--- Task prompt ---
Find the lines below that contain the string "ΔGlucose". Copy each one.

--- Records for this exercise ---
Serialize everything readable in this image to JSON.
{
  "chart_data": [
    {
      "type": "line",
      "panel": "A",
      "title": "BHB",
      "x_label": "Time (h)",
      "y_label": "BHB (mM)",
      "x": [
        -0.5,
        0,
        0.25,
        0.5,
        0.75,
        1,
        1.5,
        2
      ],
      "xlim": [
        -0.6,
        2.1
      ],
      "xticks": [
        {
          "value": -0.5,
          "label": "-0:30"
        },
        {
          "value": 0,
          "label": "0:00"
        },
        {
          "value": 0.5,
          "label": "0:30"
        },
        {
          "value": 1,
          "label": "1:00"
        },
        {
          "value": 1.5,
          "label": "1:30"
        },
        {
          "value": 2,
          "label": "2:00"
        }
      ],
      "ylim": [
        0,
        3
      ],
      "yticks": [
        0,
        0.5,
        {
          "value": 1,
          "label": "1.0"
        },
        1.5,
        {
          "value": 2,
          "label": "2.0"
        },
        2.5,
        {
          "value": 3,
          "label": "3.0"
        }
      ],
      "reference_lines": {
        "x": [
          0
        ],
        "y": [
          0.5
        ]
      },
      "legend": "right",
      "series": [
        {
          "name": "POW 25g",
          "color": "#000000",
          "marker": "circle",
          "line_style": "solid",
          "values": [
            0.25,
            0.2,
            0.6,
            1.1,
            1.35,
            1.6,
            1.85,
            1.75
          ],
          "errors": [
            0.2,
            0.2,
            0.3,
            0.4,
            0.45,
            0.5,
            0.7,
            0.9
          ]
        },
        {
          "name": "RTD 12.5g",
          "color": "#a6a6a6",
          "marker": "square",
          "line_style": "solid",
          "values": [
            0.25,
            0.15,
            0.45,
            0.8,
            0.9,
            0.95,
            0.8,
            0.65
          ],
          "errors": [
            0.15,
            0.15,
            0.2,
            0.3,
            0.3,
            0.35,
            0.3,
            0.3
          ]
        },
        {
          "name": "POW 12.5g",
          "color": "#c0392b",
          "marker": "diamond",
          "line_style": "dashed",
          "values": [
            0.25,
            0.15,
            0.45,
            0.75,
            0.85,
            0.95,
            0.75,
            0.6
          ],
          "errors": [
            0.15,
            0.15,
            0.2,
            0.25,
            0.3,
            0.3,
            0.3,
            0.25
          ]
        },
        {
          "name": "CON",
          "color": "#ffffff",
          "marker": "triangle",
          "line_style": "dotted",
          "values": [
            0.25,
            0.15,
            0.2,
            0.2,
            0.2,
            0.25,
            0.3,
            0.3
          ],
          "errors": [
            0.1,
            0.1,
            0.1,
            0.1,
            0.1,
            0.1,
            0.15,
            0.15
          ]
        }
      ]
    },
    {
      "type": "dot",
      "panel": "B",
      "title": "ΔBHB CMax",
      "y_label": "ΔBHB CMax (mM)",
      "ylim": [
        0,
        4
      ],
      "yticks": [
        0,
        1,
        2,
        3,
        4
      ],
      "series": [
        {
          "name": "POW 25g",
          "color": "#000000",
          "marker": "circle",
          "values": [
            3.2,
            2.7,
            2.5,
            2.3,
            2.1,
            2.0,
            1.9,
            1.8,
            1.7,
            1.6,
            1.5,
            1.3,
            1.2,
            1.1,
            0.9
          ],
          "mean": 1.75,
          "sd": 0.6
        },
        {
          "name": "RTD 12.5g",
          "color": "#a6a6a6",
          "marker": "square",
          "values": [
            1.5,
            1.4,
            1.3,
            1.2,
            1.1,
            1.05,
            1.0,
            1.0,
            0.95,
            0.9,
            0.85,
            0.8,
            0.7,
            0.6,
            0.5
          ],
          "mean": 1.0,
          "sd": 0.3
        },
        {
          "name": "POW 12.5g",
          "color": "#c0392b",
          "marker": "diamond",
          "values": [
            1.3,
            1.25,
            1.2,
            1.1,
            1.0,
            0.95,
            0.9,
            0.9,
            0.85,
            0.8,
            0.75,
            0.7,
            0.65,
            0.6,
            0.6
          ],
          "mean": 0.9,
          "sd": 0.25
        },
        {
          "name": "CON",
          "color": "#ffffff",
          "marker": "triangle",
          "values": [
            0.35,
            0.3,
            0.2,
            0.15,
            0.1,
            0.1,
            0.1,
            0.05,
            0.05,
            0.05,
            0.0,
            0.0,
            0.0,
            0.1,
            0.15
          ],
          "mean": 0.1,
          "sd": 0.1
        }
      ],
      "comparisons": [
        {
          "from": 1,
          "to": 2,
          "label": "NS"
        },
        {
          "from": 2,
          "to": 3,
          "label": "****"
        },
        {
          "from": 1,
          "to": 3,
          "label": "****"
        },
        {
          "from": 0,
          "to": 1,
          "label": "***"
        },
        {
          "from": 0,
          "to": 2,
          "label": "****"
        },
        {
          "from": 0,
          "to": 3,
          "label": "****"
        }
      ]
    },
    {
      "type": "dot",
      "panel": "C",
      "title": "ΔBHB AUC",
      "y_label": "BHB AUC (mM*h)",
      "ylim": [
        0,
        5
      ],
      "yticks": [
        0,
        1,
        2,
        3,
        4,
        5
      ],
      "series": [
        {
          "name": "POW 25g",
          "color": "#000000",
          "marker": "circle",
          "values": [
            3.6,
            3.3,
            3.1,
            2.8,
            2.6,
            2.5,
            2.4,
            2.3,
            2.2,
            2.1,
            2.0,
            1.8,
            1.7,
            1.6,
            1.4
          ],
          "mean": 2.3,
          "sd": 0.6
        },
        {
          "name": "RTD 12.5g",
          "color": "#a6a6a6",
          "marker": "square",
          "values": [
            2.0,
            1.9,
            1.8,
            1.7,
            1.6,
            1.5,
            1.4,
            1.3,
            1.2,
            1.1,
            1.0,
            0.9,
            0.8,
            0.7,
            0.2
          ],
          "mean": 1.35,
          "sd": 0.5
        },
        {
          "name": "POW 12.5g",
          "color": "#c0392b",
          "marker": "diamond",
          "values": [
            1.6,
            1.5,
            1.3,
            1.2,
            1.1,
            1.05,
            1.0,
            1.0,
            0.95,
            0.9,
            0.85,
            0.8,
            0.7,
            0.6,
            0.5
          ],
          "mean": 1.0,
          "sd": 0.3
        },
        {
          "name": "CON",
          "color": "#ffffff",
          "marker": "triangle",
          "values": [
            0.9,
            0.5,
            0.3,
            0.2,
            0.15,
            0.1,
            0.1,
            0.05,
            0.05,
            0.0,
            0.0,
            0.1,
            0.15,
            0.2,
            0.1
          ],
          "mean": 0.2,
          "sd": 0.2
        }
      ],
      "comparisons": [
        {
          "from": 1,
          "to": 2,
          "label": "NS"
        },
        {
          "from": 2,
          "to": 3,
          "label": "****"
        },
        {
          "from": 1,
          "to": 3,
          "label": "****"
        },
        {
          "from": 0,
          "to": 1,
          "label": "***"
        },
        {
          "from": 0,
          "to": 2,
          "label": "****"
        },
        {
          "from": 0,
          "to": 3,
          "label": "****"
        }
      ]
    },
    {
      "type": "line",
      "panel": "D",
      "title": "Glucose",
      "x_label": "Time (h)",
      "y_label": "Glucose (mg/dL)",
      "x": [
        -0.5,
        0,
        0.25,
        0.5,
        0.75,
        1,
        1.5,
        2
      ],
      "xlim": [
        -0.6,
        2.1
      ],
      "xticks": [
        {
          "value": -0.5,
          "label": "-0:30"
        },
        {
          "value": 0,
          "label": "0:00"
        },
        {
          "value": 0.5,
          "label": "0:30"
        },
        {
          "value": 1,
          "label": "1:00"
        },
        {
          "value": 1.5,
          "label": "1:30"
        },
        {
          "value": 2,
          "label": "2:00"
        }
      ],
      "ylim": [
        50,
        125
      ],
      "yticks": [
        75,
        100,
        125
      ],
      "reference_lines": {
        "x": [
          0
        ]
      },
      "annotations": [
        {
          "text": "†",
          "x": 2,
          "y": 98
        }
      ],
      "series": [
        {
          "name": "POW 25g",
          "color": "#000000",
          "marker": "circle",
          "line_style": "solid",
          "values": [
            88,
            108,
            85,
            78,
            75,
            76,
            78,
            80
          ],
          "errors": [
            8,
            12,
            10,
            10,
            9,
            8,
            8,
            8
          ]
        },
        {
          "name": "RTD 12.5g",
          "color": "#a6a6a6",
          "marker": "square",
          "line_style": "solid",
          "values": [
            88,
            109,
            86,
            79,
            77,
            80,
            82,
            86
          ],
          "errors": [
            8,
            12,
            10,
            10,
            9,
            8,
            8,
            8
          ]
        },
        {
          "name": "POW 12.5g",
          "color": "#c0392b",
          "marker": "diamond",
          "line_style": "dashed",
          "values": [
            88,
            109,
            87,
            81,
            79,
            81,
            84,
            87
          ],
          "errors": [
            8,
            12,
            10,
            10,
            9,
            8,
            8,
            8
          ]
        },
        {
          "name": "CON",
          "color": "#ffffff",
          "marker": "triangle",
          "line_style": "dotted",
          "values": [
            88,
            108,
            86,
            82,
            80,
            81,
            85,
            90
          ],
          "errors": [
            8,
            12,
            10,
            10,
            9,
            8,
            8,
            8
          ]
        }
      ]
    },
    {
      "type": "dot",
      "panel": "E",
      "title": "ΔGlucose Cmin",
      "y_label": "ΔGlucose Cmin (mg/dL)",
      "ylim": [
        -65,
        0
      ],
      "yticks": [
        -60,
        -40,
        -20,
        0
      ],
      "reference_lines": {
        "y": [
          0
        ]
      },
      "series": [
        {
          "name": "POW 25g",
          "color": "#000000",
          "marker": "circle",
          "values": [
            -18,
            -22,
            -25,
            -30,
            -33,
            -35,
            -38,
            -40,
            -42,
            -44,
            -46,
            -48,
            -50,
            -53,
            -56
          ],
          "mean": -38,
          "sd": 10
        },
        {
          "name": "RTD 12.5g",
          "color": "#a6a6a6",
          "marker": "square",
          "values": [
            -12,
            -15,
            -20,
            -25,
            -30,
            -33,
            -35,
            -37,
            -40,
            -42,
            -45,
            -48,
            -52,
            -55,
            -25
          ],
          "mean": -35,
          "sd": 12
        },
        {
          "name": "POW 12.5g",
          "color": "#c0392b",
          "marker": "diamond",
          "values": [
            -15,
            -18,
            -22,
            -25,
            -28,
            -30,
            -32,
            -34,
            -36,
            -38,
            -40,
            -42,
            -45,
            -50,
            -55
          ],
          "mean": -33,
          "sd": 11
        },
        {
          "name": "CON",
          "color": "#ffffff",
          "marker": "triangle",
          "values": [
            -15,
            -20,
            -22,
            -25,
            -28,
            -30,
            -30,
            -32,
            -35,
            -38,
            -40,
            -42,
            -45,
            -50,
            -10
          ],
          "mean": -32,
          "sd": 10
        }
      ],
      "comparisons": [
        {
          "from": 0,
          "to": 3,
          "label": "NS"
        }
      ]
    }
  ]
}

--- Output of the exercise ---
      "title": "ΔGlucose Cmin",
      "y_label": "ΔGlucose Cmin (mg/dL)",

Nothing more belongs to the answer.